▽

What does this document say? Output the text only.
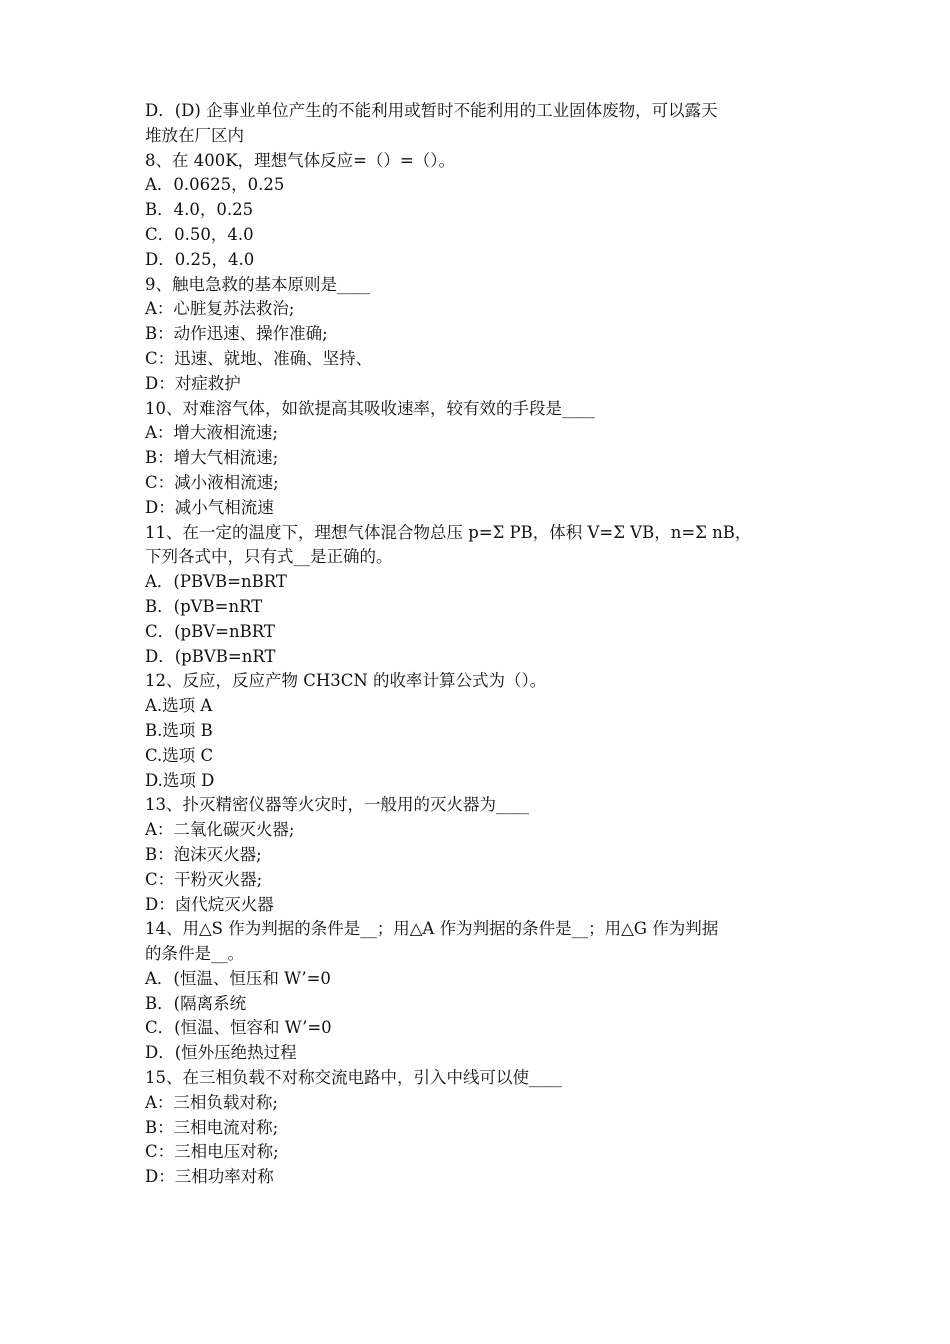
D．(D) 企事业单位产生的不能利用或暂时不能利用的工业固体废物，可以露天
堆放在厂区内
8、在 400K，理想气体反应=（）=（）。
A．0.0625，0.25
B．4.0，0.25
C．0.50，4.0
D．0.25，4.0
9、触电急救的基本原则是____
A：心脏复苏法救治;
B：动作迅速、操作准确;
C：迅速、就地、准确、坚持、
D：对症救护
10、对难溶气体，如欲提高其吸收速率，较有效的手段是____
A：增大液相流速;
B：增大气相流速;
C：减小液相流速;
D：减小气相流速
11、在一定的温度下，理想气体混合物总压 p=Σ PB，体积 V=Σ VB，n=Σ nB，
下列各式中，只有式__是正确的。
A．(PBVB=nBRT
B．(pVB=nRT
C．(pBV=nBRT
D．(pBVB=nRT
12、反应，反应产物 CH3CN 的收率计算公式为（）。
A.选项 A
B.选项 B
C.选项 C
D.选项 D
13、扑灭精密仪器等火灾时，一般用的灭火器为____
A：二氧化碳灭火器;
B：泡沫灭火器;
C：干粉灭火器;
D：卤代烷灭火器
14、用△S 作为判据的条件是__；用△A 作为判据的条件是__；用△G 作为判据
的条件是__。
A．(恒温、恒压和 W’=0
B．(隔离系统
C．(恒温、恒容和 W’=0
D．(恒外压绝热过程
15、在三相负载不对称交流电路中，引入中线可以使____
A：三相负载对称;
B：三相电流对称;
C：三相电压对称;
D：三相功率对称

△

• [PROBLEM DETAILS]:
Give the data again exactly as written, with all pictures left out.

• [CORRECT RESULT]:
What does this document say? Output the text only.
D．(D) 企事业单位产生的不能利用或暂时不能利用的工业固体废物，可以露天
堆放在厂区内
8、在 400K，理想气体反应=（）=（）。
A．0.0625，0.25
B．4.0，0.25
C．0.50，4.0
D．0.25，4.0
9、触电急救的基本原则是____
A：心脏复苏法救治;
B：动作迅速、操作准确;
C：迅速、就地、准确、坚持、
D：对症救护
10、对难溶气体，如欲提高其吸收速率，较有效的手段是____
A：增大液相流速;
B：增大气相流速;
C：减小液相流速;
D：减小气相流速
11、在一定的温度下，理想气体混合物总压 p=Σ PB，体积 V=Σ VB，n=Σ nB，
下列各式中，只有式__是正确的。
A．(PBVB=nBRT
B．(pVB=nRT
C．(pBV=nBRT
D．(pBVB=nRT
12、反应，反应产物 CH3CN 的收率计算公式为（）。
A.选项 A
B.选项 B
C.选项 C
D.选项 D
13、扑灭精密仪器等火灾时，一般用的灭火器为____
A：二氧化碳灭火器;
B：泡沫灭火器;
C：干粉灭火器;
D：卤代烷灭火器
14、用△S 作为判据的条件是__；用△A 作为判据的条件是__；用△G 作为判据
的条件是__。
A．(恒温、恒压和 W’=0
B．(隔离系统
C．(恒温、恒容和 W’=0
D．(恒外压绝热过程
15、在三相负载不对称交流电路中，引入中线可以使____
A：三相负载对称;
B：三相电流对称;
C：三相电压对称;
D：三相功率对称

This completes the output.